Every line of the data must be copied exactly.

━━━━━ Records shown ━━━━━

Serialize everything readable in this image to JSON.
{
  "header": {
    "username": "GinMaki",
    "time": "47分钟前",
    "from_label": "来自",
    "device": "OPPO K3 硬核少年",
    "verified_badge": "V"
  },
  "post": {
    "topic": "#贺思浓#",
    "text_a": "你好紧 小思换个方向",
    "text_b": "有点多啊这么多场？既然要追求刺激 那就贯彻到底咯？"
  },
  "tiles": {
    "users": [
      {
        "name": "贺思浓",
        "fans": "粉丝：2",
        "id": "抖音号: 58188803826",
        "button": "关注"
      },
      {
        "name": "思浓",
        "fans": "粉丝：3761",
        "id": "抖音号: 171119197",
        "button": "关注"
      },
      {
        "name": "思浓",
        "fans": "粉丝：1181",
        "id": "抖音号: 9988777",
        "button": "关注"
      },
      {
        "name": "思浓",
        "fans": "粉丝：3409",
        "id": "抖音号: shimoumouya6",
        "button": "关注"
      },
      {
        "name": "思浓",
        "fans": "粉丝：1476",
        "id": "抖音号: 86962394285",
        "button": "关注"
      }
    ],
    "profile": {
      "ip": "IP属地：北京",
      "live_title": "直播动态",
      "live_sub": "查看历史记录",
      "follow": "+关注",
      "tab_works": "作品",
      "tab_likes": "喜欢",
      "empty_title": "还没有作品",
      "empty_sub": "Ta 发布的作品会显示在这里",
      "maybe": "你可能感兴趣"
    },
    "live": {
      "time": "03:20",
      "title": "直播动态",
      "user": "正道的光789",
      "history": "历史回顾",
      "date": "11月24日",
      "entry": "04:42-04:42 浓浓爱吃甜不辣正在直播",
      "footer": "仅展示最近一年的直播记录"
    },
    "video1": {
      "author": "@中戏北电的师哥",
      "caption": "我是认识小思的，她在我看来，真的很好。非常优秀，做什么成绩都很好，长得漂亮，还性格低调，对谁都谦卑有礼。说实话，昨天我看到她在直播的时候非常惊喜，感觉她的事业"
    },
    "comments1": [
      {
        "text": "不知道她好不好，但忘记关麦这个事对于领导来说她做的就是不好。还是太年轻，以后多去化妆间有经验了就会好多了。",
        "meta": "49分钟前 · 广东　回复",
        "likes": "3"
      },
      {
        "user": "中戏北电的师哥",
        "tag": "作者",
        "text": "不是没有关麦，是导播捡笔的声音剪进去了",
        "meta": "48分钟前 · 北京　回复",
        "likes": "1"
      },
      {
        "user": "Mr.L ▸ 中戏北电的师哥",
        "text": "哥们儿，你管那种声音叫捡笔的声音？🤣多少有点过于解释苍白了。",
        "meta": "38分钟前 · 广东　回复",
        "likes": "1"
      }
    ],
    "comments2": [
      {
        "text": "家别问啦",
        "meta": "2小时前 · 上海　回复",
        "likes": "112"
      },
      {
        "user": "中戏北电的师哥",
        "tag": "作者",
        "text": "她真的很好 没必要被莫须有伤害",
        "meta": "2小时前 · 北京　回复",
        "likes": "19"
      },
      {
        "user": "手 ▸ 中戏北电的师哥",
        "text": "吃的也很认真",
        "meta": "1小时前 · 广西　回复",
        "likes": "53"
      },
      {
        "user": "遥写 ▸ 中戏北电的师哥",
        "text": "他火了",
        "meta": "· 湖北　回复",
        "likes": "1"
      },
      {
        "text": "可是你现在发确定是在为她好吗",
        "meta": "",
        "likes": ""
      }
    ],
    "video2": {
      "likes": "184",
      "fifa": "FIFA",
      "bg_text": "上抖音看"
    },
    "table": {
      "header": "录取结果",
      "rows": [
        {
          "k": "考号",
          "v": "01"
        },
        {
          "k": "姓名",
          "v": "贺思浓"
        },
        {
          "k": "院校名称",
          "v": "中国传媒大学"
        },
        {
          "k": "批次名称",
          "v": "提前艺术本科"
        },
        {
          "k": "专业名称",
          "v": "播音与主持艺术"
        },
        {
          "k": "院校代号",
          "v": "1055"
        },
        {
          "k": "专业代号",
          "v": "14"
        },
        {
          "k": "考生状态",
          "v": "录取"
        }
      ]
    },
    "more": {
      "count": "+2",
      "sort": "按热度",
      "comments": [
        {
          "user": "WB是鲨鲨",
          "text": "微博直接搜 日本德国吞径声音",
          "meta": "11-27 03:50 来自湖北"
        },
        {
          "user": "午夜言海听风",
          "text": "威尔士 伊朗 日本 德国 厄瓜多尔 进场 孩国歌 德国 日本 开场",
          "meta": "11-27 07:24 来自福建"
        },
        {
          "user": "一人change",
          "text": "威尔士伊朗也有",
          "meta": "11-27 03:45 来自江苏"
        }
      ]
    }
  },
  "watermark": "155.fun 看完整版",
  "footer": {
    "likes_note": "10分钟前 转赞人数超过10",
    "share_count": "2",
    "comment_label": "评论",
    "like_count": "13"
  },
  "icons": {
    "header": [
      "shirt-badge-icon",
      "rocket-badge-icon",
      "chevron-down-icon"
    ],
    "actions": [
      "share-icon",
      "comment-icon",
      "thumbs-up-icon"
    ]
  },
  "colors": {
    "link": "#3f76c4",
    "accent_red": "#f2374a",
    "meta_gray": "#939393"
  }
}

━━━━━

§ **Task response**
Serialize everything readable in this image to JSON.
{
  "header": {
    "username": "GinMaki",
    "time": "47分钟前",
    "from_label": "来自",
    "device": "OPPO K3 硬核少年",
    "verified_badge": "V"
  },
  "post": {
    "topic": "#贺思浓#",
    "text_a": "你好紧 小思换个方向",
    "text_b": "有点多啊这么多场？既然要追求刺激 那就贯彻到底咯？"
  },
  "tiles": {
    "users": [
      {
        "name": "贺思浓",
        "fans": "粉丝：2",
        "id": "抖音号: 58188803826",
        "button": "关注"
      },
      {
        "name": "思浓",
        "fans": "粉丝：3761",
        "id": "抖音号: 171119197",
        "button": "关注"
      },
      {
        "name": "思浓",
        "fans": "粉丝：1181",
        "id": "抖音号: 9988777",
        "button": "关注"
      },
      {
        "name": "思浓",
        "fans": "粉丝：3409",
        "id": "抖音号: shimoumouya6",
        "button": "关注"
      },
      {
        "name": "思浓",
        "fans": "粉丝：1476",
        "id": "抖音号: 86962394285",
        "button": "关注"
      }
    ],
    "profile": {
      "ip": "IP属地：北京",
      "live_title": "直播动态",
      "live_sub": "查看历史记录",
      "follow": "+关注",
      "tab_works": "作品",
      "tab_likes": "喜欢",
      "empty_title": "还没有作品",
      "empty_sub": "Ta 发布的作品会显示在这里",
      "maybe": "你可能感兴趣"
    },
    "live": {
      "time": "03:20",
      "title": "直播动态",
      "user": "正道的光789",
      "history": "历史回顾",
      "date": "11月24日",
      "entry": "04:42-04:42 浓浓爱吃甜不辣正在直播",
      "footer": "仅展示最近一年的直播记录"
    },
    "video1": {
      "author": "@中戏北电的师哥",
      "caption": "我是认识小思的，她在我看来，真的很好。非常优秀，做什么成绩都很好，长得漂亮，还性格低调，对谁都谦卑有礼。说实话，昨天我看到她在直播的时候非常惊喜，感觉她的事业"
    },
    "comments1": [
      {
        "text": "不知道她好不好，但忘记关麦这个事对于领导来说她做的就是不好。还是太年轻，以后多去化妆间有经验了就会好多了。",
        "meta": "49分钟前 · 广东　回复",
        "likes": "3"
      },
      {
        "user": "中戏北电的师哥",
        "tag": "作者",
        "text": "不是没有关麦，是导播捡笔的声音剪进去了",
        "meta": "48分钟前 · 北京　回复",
        "likes": "1"
      },
      {
        "user": "Mr.L ▸ 中戏北电的师哥",
        "text": "哥们儿，你管那种声音叫捡笔的声音？🤣多少有点过于解释苍白了。",
        "meta": "38分钟前 · 广东　回复",
        "likes": "1"
      }
    ],
    "comments2": [
      {
        "text": "家别问啦",
        "meta": "2小时前 · 上海　回复",
        "likes": "112"
      },
      {
        "user": "中戏北电的师哥",
        "tag": "作者",
        "text": "她真的很好 没必要被莫须有伤害",
        "meta": "2小时前 · 北京　回复",
        "likes": "19"
      },
      {
        "user": "手 ▸ 中戏北电的师哥",
        "text": "吃的也很认真",
        "meta": "1小时前 · 广西　回复",
        "likes": "53"
      },
      {
        "user": "遥写 ▸ 中戏北电的师哥",
        "text": "他火了",
        "meta": "· 湖北　回复",
        "likes": "1"
      },
      {
        "text": "可是你现在发确定是在为她好吗",
        "meta": "",
        "likes": ""
      }
    ],
    "video2": {
      "likes": "184",
      "fifa": "FIFA",
      "bg_text": "上抖音看"
    },
    "table": {
      "header": "录取结果",
      "rows": [
        {
          "k": "考号",
          "v": "01"
        },
        {
          "k": "姓名",
          "v": "贺思浓"
        },
        {
          "k": "院校名称",
          "v": "中国传媒大学"
        },
        {
          "k": "批次名称",
          "v": "提前艺术本科"
        },
        {
          "k": "专业名称",
          "v": "播音与主持艺术"
        },
        {
          "k": "院校代号",
          "v": "1055"
        },
        {
          "k": "专业代号",
          "v": "14"
        },
        {
          "k": "考生状态",
          "v": "录取"
        }
      ]
    },
    "more": {
      "count": "+2",
      "sort": "按热度",
      "comments": [
        {
          "user": "WB是鲨鲨",
          "text": "微博直接搜 日本德国吞径声音",
          "meta": "11-27 03:50 来自湖北"
        },
        {
          "user": "午夜言海听风",
          "text": "威尔士 伊朗 日本 德国 厄瓜多尔 进场 孩国歌 德国 日本 开场",
          "meta": "11-27 07:24 来自福建"
        },
        {
          "user": "一人change",
          "text": "威尔士伊朗也有",
          "meta": "11-27 03:45 来自江苏"
        }
      ]
    }
  },
  "watermark": "155.fun 看完整版",
  "footer": {
    "likes_note": "10分钟前 转赞人数超过10",
    "share_count": "2",
    "comment_label": "评论",
    "like_count": "13"
  },
  "icons": {
    "header": [
      "shirt-badge-icon",
      "rocket-badge-icon",
      "chevron-down-icon"
    ],
    "actions": [
      "share-icon",
      "comment-icon",
      "thumbs-up-icon"
    ]
  },
  "colors": {
    "link": "#3f76c4",
    "accent_red": "#f2374a",
    "meta_gray": "#939393"
  }
}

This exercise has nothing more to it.